### Kutipan terpilih
◇ ◇ ◇ ◇

Oleh: Muhamad Saprudin (1906461332)
Secara kebahasaan, kata "moderasi" dalam Kamus Besar Bahasa Indonesia (KBBI) mengandung dua makna, pengurangan kekerasan dan penghindaran keekstreman. Secara lebih luas, moderasi juga bermakna suatu kegiatan untuk melakukan peninjauan agar tidak menyimpang dari aturan yang berlaku yang telah ditetapkan.
Berbicara tentang moderasi beragama, Allah SWT telah berfirman dalam Al-quran surat al-Baqoroh ayat 143 menjelaskan pentingnya menjadi teladan umat Muhammad SAW sebagai sosok muslim yang beriman, berbuat baik, adil dan moderat dalam bertindak dan berfikir.
"Dan demikian (pula) Kami telah menjadikan kamu (umat Islam), umat yang adil dan pilihan agar kamu menjadi saksi atas (perbuatan) manusia dan agar Rasul (Muhammad) menjadi saksi atas (perbuatan) kamu. Dan Kami tidak menetapkan kiblat yang menjadi kiblatmu (sekarang) melainkan agar Kami mengetahui (supaya nyata) siapa yang mengikuti Rasul dan siapa yang membelot. Dan sungguh (pemindahan kiblat) itu terasa amat berat, kecuali bagi orang-orang yang telah diberi petunjuk oleh Allah; dan Allah tidak akan menyia-nyiakan imanmu. Sesungguhnya Allah Maha Pengasih lagi Maha Penyayang kepada manusia." (QS. Al-Baqoroh/2: 143)

◇ ◇ ◇ ◇

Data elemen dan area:
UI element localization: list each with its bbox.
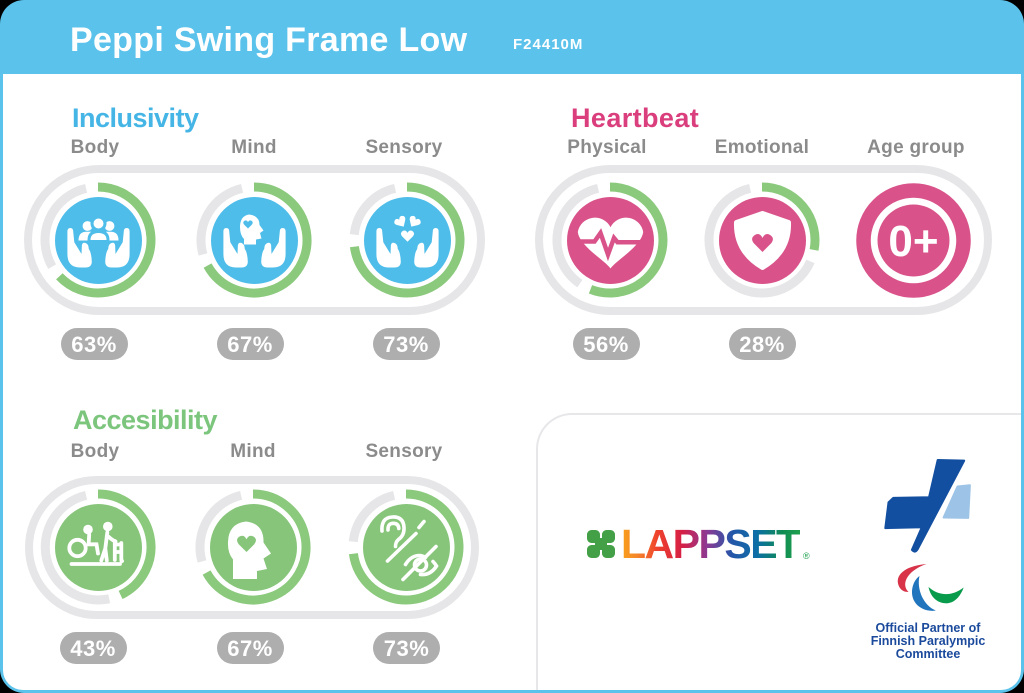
- svg-text:0+: 0+: [888, 217, 938, 266]
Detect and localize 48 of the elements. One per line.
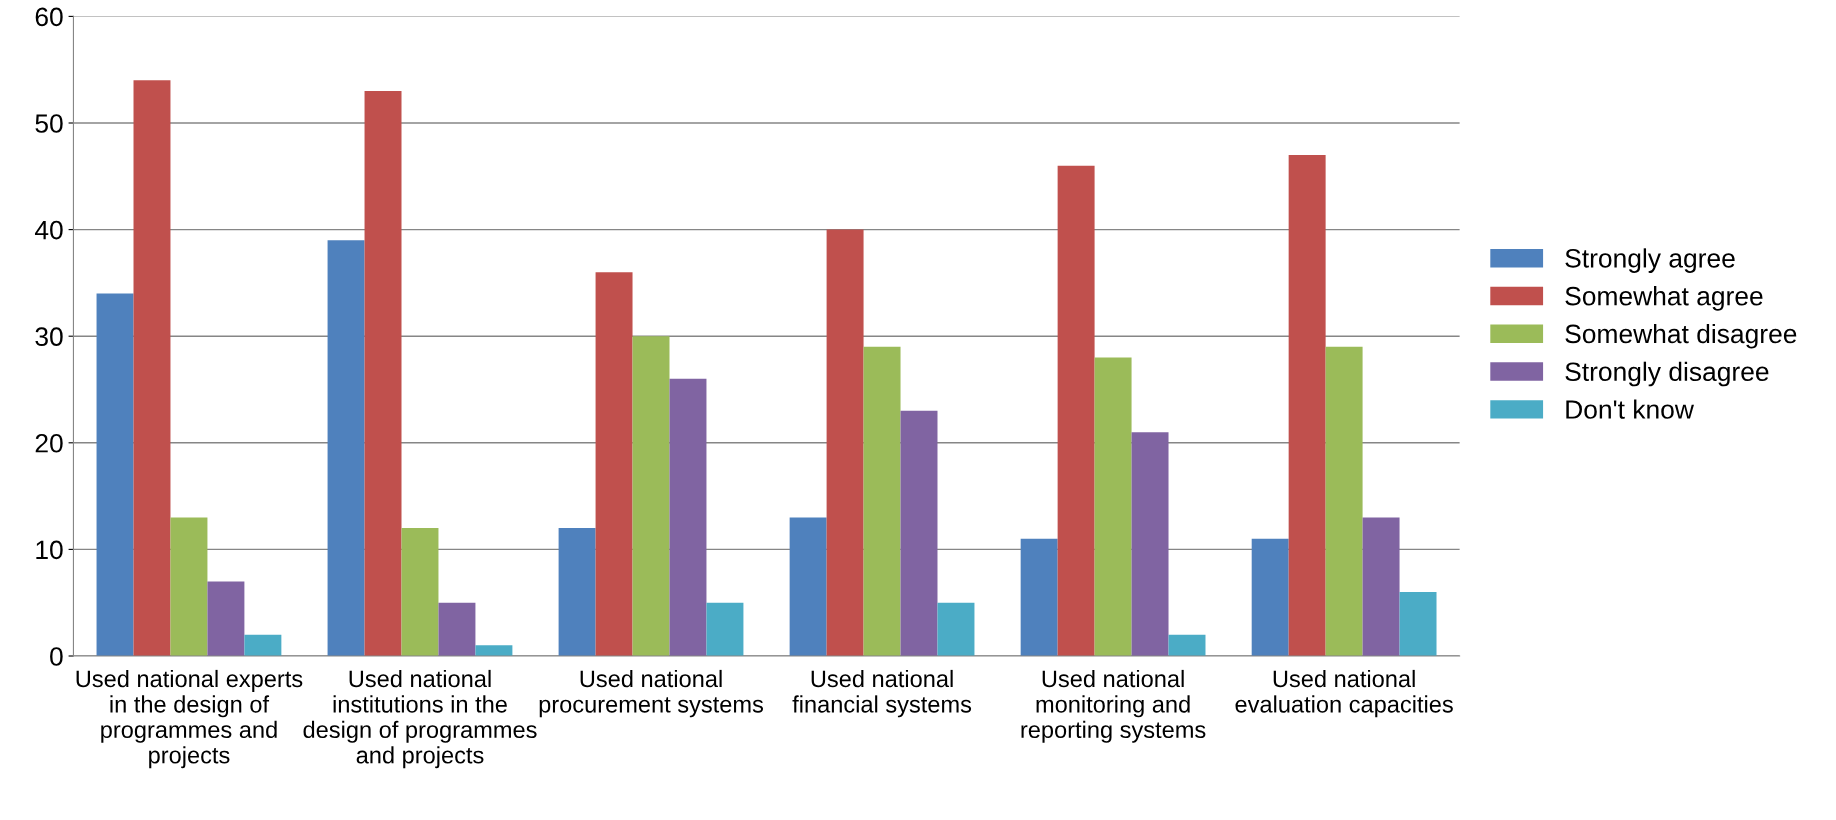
bar — [863, 346, 901, 656]
bar — [475, 645, 513, 656]
bar — [438, 602, 476, 656]
bar — [1168, 634, 1206, 656]
bar — [1094, 357, 1132, 656]
bar — [900, 410, 938, 656]
bar — [1057, 165, 1095, 656]
bar — [364, 91, 402, 656]
bar — [207, 581, 245, 656]
y-tick-label: 40 — [34, 220, 63, 240]
x-tick-label: Used national experts in the design of programmes and projects — [76, 669, 303, 769]
bar — [595, 272, 633, 656]
y-tick-label: 0 — [50, 647, 63, 666]
bar — [133, 80, 171, 656]
y-tick-label: 50 — [35, 114, 63, 133]
bar — [327, 240, 365, 656]
bar — [826, 229, 864, 656]
bar — [558, 528, 596, 656]
y-tick-label: 60 — [35, 7, 63, 27]
bar — [789, 517, 827, 656]
y-tick-label: 30 — [35, 327, 63, 347]
bar — [96, 293, 134, 656]
bar — [1020, 538, 1058, 656]
x-tick-label: Used national monitoring and reporting systems — [1021, 669, 1206, 743]
x-tick-label: Used national financial systems — [792, 669, 972, 718]
bar — [401, 528, 439, 656]
bar — [1362, 517, 1400, 656]
x-tick-label: Used national procurement systems — [539, 669, 764, 718]
y-tick-label: 10 — [36, 540, 63, 560]
x-tick-label: Used national institutions in the design of programmes and projects — [303, 669, 537, 769]
legend-label: Strongly disagree — [1565, 361, 1769, 387]
bar — [937, 602, 975, 656]
legend-label: Somewhat agree — [1565, 286, 1763, 311]
bar — [669, 378, 707, 656]
bar — [1399, 592, 1437, 656]
bar — [1251, 538, 1289, 656]
bar — [244, 634, 282, 656]
legend-label: Somewhat disagree — [1565, 323, 1797, 349]
x-tick-label: Used national evaluation capacities — [1235, 669, 1453, 718]
bar — [170, 517, 208, 656]
legend-label: Strongly agree — [1565, 248, 1735, 273]
legend-label: Don't know — [1566, 399, 1694, 419]
bar — [1288, 154, 1326, 656]
bar — [632, 336, 670, 656]
y-tick-label: 20 — [35, 433, 63, 453]
bar — [706, 602, 744, 656]
bar — [1131, 432, 1169, 656]
bar — [1325, 346, 1363, 656]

◇ ◇ ◇ ◇

### Permintaan tertulis 1
Ringkas paragraf yang diawali "Secara kebahasaan, kata" dari teks tentang moderasi beragama menjadi daftar butir yang memuat fakta pokoknya.
### Permintaan tertulis 2
Perbarui catatan dari baris yang memuat "- svg-text:0+: 0+: [888, 217, 938, 266]" sampai baris yang memuat "Detect and localize", kedua baris itu termasuk, dengan mengganti "elements" menjadi "items" tanpa mengubah bagian lain. Tuliskan baris-baris itu saja.

### Jawaban yang diharapkan 1
- Menurut KBBI, kata "moderasi" memiliki dua makna: pengurangan kekerasan dan penghindaran keekstreman.
- Dalam arti yang lebih luas, moderasi berarti kegiatan peninjauan agar tidak menyimpang dari aturan yang telah ditetapkan.

### Jawaban yang diharapkan 2
- svg-text:0+: 0+: [888, 217, 938, 266]
Detect and localize 48 of the items. One per line.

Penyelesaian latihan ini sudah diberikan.